▶ Aim of the exercise
Copy out the data below as written; omit any images.

▶ Extracted material
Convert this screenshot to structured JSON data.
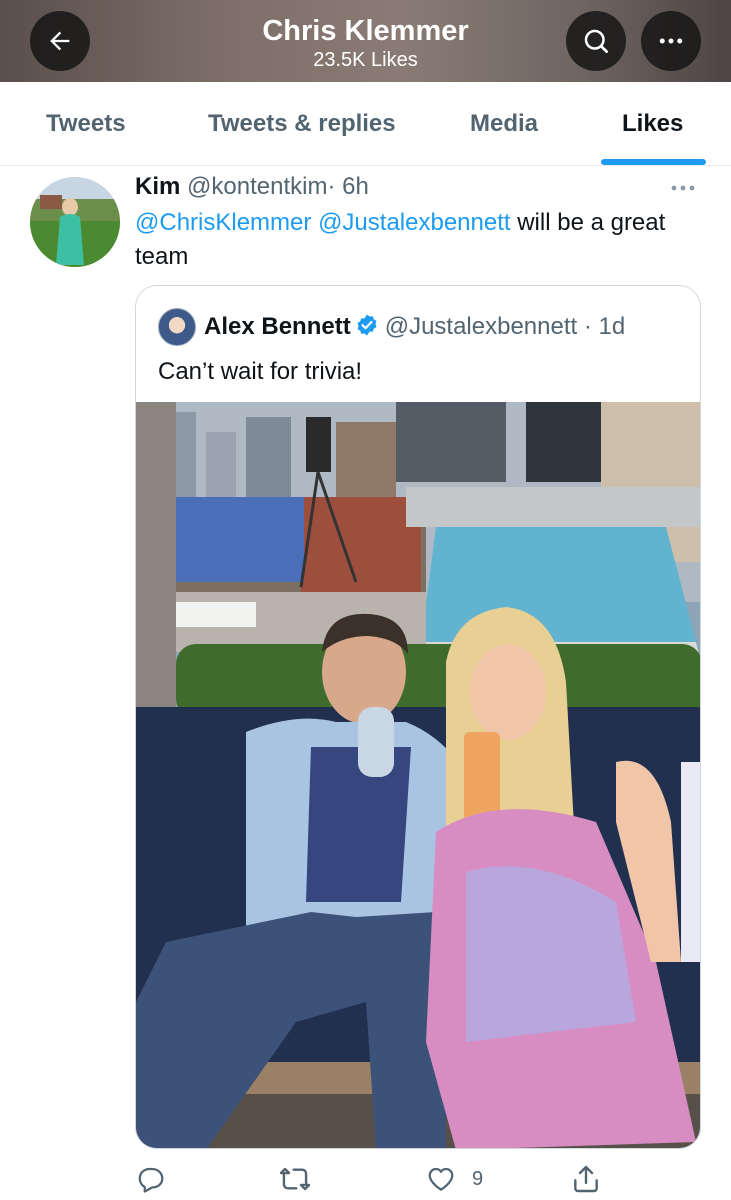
{
  "header": {
    "title": "Chris Klemmer",
    "subtitle": "23.5K Likes",
    "back_icon": "arrow-left-icon",
    "search_icon": "search-icon",
    "more_icon": "more-horizontal-icon"
  },
  "tabs": [
    {
      "label": "Tweets",
      "active": false
    },
    {
      "label": "Tweets & replies",
      "active": false
    },
    {
      "label": "Media",
      "active": false
    },
    {
      "label": "Likes",
      "active": true
    }
  ],
  "tweet": {
    "name": "Kim",
    "handle": "@kontentkim",
    "sep": "·",
    "time": "6h",
    "mention1": "@ChrisKlemmer",
    "mention2": "@Justalexbennett",
    "text": "will be a great team",
    "quote": {
      "name": "Alex Bennett",
      "handle": "@Justalexbennett",
      "sep": "·",
      "time": "1d",
      "text": "Can’t wait for trivia!"
    },
    "actions": {
      "reply_icon": "reply-icon",
      "retweet_icon": "retweet-icon",
      "like_icon": "heart-icon",
      "like_count": "9",
      "share_icon": "share-icon"
    }
  },
  "colors": {
    "accent": "#1d9bf0",
    "text": "#0f1419",
    "muted": "#536471",
    "border": "#cfd9de"
  }
}
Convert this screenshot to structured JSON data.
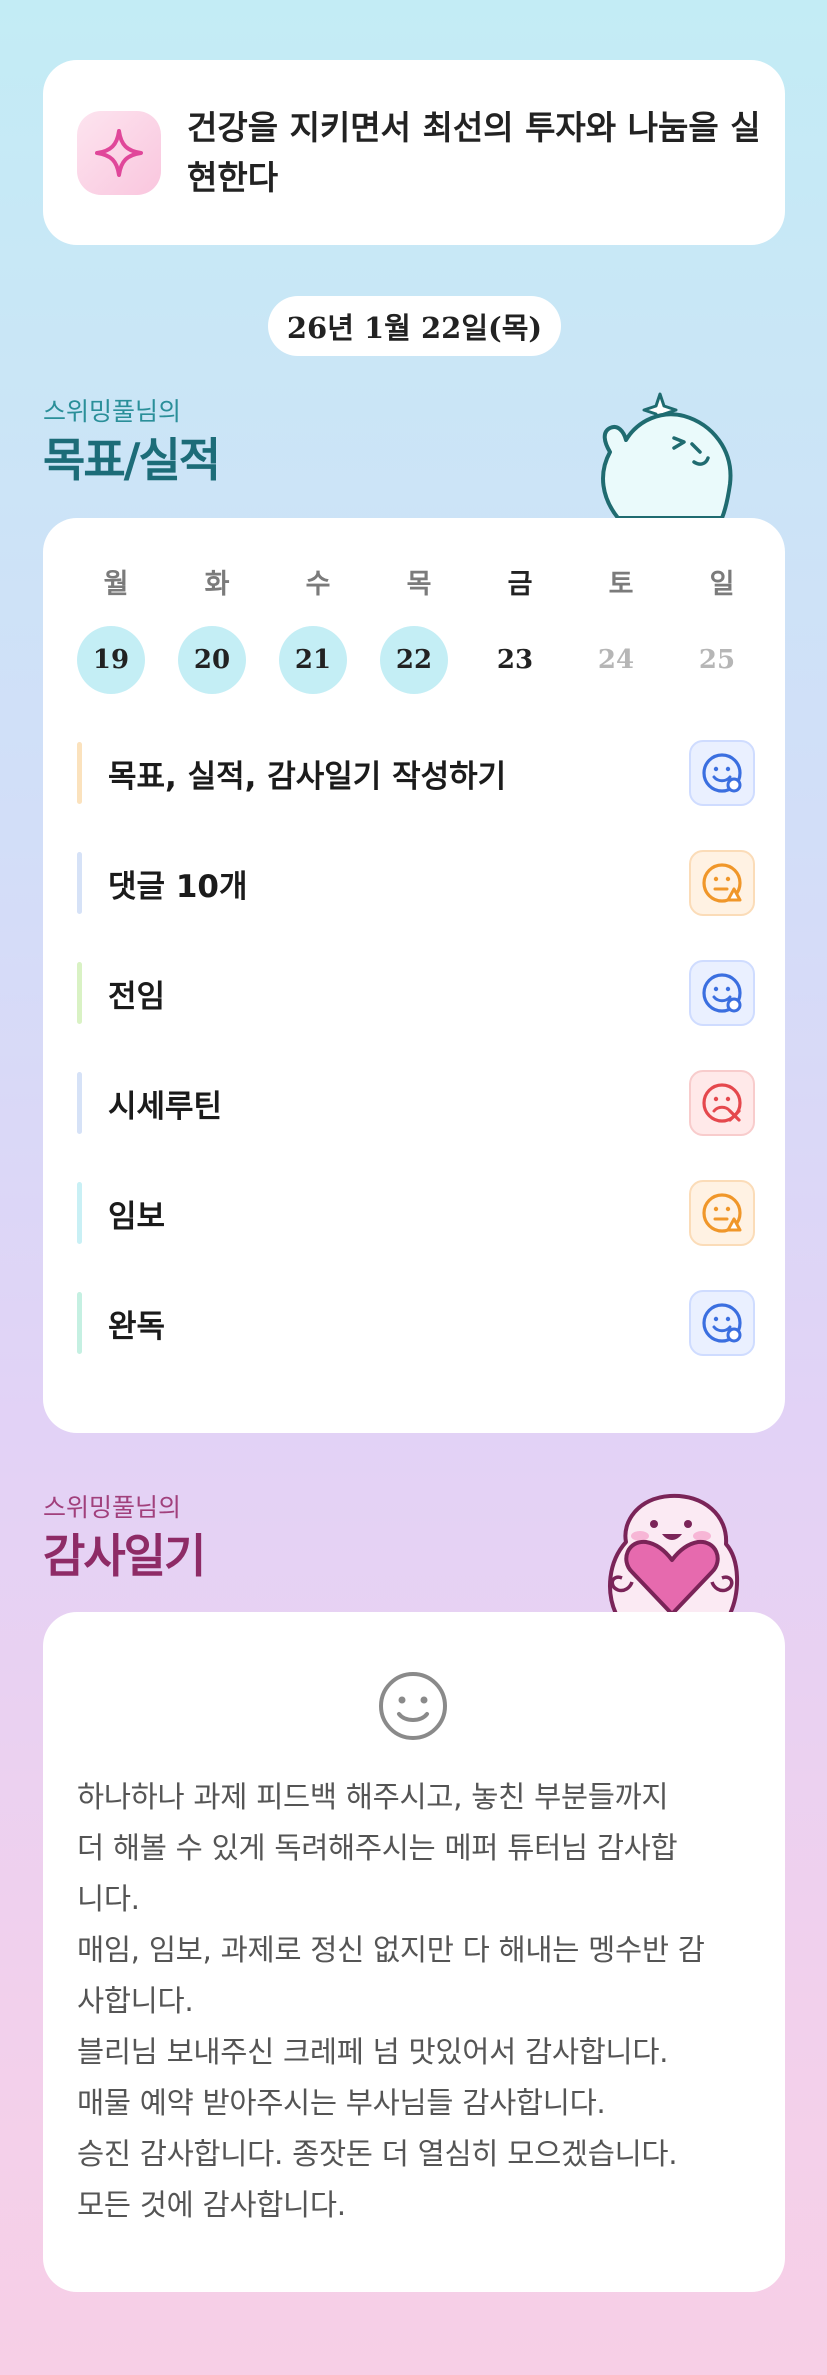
{
  "goal": {
    "lines": [
      "건강을 지키면서 최선의 투자와 나눔을 실",
      "현한다"
    ],
    "icon": "sparkle-icon"
  },
  "date_label": "26년 1월 22일(목)",
  "goals_section": {
    "subtitle": "스위밍풀님의",
    "title": "목표/실적"
  },
  "week": {
    "weekdays": [
      "월",
      "화",
      "수",
      "목",
      "금",
      "토",
      "일"
    ],
    "days": [
      "19",
      "20",
      "21",
      "22",
      "23",
      "24",
      "25"
    ],
    "today_index": 4
  },
  "tasks": [
    {
      "label": "목표, 실적, 감사일기 작성하기",
      "status": "good",
      "status_icon": "smile-face-icon",
      "bar_color": "#fbe2bd"
    },
    {
      "label": "댓글 10개",
      "status": "mid",
      "status_icon": "neutral-face-icon",
      "bar_color": "#d6e2f7"
    },
    {
      "label": "전임",
      "status": "good",
      "status_icon": "smile-face-icon",
      "bar_color": "#d9f2c4"
    },
    {
      "label": "시세루틴",
      "status": "bad",
      "status_icon": "sad-face-icon",
      "bar_color": "#d6e2f7"
    },
    {
      "label": "임보",
      "status": "mid",
      "status_icon": "neutral-face-icon",
      "bar_color": "#c9f0f5"
    },
    {
      "label": "완독",
      "status": "good",
      "status_icon": "smile-face-icon",
      "bar_color": "#c5f0e2"
    }
  ],
  "status_colors": {
    "good": "#3b6fe0",
    "mid": "#f0972a",
    "bad": "#e5484d"
  },
  "journal_section": {
    "subtitle": "스위밍풀님의",
    "title": "감사일기"
  },
  "journal": {
    "mood_icon": "smile-face-icon",
    "lines": [
      "하나하나 과제 피드백 해주시고, 놓친 부분들까지",
      "더 해볼 수 있게 독려해주시는 메퍼 튜터님 감사합",
      "니다.",
      "매임, 임보, 과제로 정신 없지만 다 해내는 멩수반 감",
      "사합니다.",
      "블리님 보내주신 크레페 넘 맛있어서 감사합니다.",
      "매물 예약 받아주시는 부사님들 감사합니다.",
      "승진 감사합니다. 종잣돈 더 열심히 모으겠습니다.",
      "모든 것에 감사합니다."
    ]
  },
  "colors": {
    "goals_title": "#1c6c78",
    "goals_subtitle": "#2a8f99",
    "journal_title": "#8e2b66",
    "journal_subtitle": "#a1407c",
    "day_done_bg": "#c4eef5"
  }
}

▶ Problem solution
Convert this screenshot to structured JSON data.
{
  "header": {
    "title": "Chris Klemmer",
    "subtitle": "23.5K Likes",
    "back_icon": "arrow-left-icon",
    "search_icon": "search-icon",
    "more_icon": "more-horizontal-icon"
  },
  "tabs": [
    {
      "label": "Tweets",
      "active": false
    },
    {
      "label": "Tweets & replies",
      "active": false
    },
    {
      "label": "Media",
      "active": false
    },
    {
      "label": "Likes",
      "active": true
    }
  ],
  "tweet": {
    "name": "Kim",
    "handle": "@kontentkim",
    "sep": "·",
    "time": "6h",
    "mention1": "@ChrisKlemmer",
    "mention2": "@Justalexbennett",
    "text": "will be a great team",
    "quote": {
      "name": "Alex Bennett",
      "handle": "@Justalexbennett",
      "sep": "·",
      "time": "1d",
      "text": "Can’t wait for trivia!"
    },
    "actions": {
      "reply_icon": "reply-icon",
      "retweet_icon": "retweet-icon",
      "like_icon": "heart-icon",
      "like_count": "9",
      "share_icon": "share-icon"
    }
  },
  "colors": {
    "accent": "#1d9bf0",
    "text": "#0f1419",
    "muted": "#536471",
    "border": "#cfd9de"
  }
}
Convert this screenshot to structured JSON data.
{
  "goal": {
    "lines": [
      "건강을 지키면서 최선의 투자와 나눔을 실",
      "현한다"
    ],
    "icon": "sparkle-icon"
  },
  "date_label": "26년 1월 22일(목)",
  "goals_section": {
    "subtitle": "스위밍풀님의",
    "title": "목표/실적"
  },
  "week": {
    "weekdays": [
      "월",
      "화",
      "수",
      "목",
      "금",
      "토",
      "일"
    ],
    "days": [
      "19",
      "20",
      "21",
      "22",
      "23",
      "24",
      "25"
    ],
    "today_index": 4
  },
  "tasks": [
    {
      "label": "목표, 실적, 감사일기 작성하기",
      "status": "good",
      "status_icon": "smile-face-icon",
      "bar_color": "#fbe2bd"
    },
    {
      "label": "댓글 10개",
      "status": "mid",
      "status_icon": "neutral-face-icon",
      "bar_color": "#d6e2f7"
    },
    {
      "label": "전임",
      "status": "good",
      "status_icon": "smile-face-icon",
      "bar_color": "#d9f2c4"
    },
    {
      "label": "시세루틴",
      "status": "bad",
      "status_icon": "sad-face-icon",
      "bar_color": "#d6e2f7"
    },
    {
      "label": "임보",
      "status": "mid",
      "status_icon": "neutral-face-icon",
      "bar_color": "#c9f0f5"
    },
    {
      "label": "완독",
      "status": "good",
      "status_icon": "smile-face-icon",
      "bar_color": "#c5f0e2"
    }
  ],
  "status_colors": {
    "good": "#3b6fe0",
    "mid": "#f0972a",
    "bad": "#e5484d"
  },
  "journal_section": {
    "subtitle": "스위밍풀님의",
    "title": "감사일기"
  },
  "journal": {
    "mood_icon": "smile-face-icon",
    "lines": [
      "하나하나 과제 피드백 해주시고, 놓친 부분들까지",
      "더 해볼 수 있게 독려해주시는 메퍼 튜터님 감사합",
      "니다.",
      "매임, 임보, 과제로 정신 없지만 다 해내는 멩수반 감",
      "사합니다.",
      "블리님 보내주신 크레페 넘 맛있어서 감사합니다.",
      "매물 예약 받아주시는 부사님들 감사합니다.",
      "승진 감사합니다. 종잣돈 더 열심히 모으겠습니다.",
      "모든 것에 감사합니다."
    ]
  },
  "colors": {
    "goals_title": "#1c6c78",
    "goals_subtitle": "#2a8f99",
    "journal_title": "#8e2b66",
    "journal_subtitle": "#a1407c",
    "day_done_bg": "#c4eef5"
  }
}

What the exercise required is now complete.